(Data excerpts)
------------------------------------------------------------------------

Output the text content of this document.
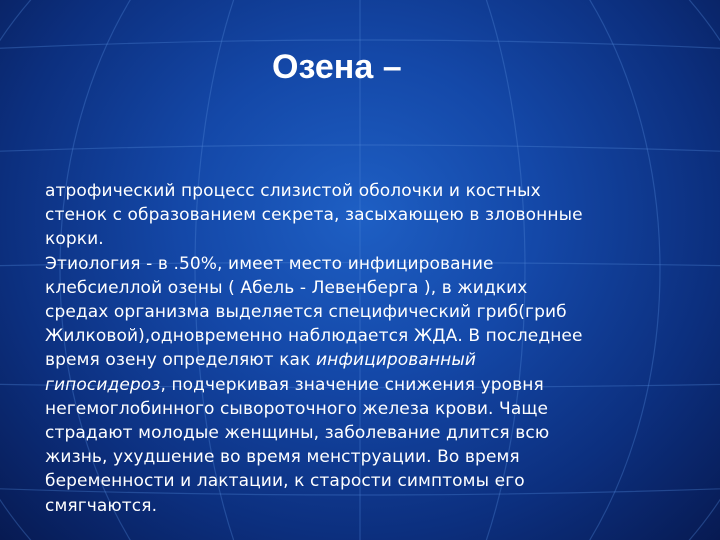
Озена –
атрофический процесс слизистой оболочки и костных
стенок с образованием секрета, засыхающею в зловонные
корки.
Этиология - в .50%, имеет место инфицирование
клебсиеллой озены ( Абель - Левенберга ), в жидких
средах организма выделяется специфический гриб(гриб
Жилковой),одновременно наблюдается ЖДА. В последнее
время озену определяют как инфицированный
гипосидероз, подчеркивая значение снижения уровня
негемоглобинного сывороточного железа крови. Чаще
страдают молодые женщины, заболевание длится всю
жизнь, ухудшение во время менструации. Во время
беременности и лактации, к старости симптомы его
смягчаются.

------------------------------------------------------------------------

*WHAT YOU NEED TO DO:* Without the pictures, return the entries exactly as they appear.

*THE REPLY:*
Output the text content of this document.
Озена –
атрофический процесс слизистой оболочки и костных
стенок с образованием секрета, засыхающею в зловонные
корки.
Этиология - в .50%, имеет место инфицирование
клебсиеллой озены ( Абель - Левенберга ), в жидких
средах организма выделяется специфический гриб(гриб
Жилковой),одновременно наблюдается ЖДА. В последнее
время озену определяют как инфицированный
гипосидероз, подчеркивая значение снижения уровня
негемоглобинного сывороточного железа крови. Чаще
страдают молодые женщины, заболевание длится всю
жизнь, ухудшение во время менструации. Во время
беременности и лактации, к старости симптомы его
смягчаются.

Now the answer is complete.